• [Exercise]
Lay out the listing from its first line up to and including the line with "wire inductor branch bottom" as a Markdown table with the columns Row and Text, giving each line its own numbered row and leaving out blank lines.

— Begin Listing —

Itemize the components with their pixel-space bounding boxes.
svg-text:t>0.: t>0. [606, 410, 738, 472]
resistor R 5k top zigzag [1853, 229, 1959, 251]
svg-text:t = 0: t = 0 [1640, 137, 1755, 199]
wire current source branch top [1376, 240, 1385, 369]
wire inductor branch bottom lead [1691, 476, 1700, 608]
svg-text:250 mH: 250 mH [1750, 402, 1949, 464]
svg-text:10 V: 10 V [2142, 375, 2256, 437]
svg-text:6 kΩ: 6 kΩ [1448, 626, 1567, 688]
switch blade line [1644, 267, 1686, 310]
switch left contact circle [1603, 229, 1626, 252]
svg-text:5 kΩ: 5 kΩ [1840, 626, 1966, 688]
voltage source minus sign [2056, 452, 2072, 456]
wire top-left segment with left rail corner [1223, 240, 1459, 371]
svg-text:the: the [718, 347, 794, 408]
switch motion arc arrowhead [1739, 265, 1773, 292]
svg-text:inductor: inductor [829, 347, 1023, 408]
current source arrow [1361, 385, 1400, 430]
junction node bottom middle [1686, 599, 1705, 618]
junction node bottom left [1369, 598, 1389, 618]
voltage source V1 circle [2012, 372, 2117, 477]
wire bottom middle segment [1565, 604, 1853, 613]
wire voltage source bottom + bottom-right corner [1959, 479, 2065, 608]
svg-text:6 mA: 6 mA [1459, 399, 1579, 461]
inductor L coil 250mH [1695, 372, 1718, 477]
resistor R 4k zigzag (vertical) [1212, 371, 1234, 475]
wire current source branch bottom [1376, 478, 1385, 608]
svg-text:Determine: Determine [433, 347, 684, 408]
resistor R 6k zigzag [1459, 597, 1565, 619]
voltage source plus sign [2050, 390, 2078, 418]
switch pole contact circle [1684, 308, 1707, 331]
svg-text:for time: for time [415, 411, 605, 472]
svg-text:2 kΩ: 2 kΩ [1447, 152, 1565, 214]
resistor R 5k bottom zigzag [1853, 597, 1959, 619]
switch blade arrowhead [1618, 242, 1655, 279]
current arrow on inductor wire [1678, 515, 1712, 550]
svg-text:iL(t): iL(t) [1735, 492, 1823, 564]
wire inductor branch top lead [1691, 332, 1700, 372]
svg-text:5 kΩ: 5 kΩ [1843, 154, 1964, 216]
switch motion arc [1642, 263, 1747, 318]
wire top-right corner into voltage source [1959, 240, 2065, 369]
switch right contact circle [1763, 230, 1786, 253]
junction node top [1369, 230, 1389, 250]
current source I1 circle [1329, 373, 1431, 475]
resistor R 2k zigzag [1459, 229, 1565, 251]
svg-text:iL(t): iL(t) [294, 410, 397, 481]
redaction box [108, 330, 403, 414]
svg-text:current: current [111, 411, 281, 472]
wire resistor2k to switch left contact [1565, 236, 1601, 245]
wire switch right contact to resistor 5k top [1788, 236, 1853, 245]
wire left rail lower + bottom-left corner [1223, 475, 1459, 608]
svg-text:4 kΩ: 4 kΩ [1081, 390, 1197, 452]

— End Listing —

• [Problem solution]
| Row | Text |
|---|---|
| 1 | Itemize the components with their pixel-space bounding boxes. |
| 2 | svg-text:t>0.: t>0. [606, 410, 738, 472] |
| 3 | resistor R 5k top zigzag [1853, 229, 1959, 251] |
| 4 | svg-text:t = 0: t = 0 [1640, 137, 1755, 199] |
| 5 | wire current source branch top [1376, 240, 1385, 369] |
| 6 | wire inductor branch bottom lead [1691, 476, 1700, 608] |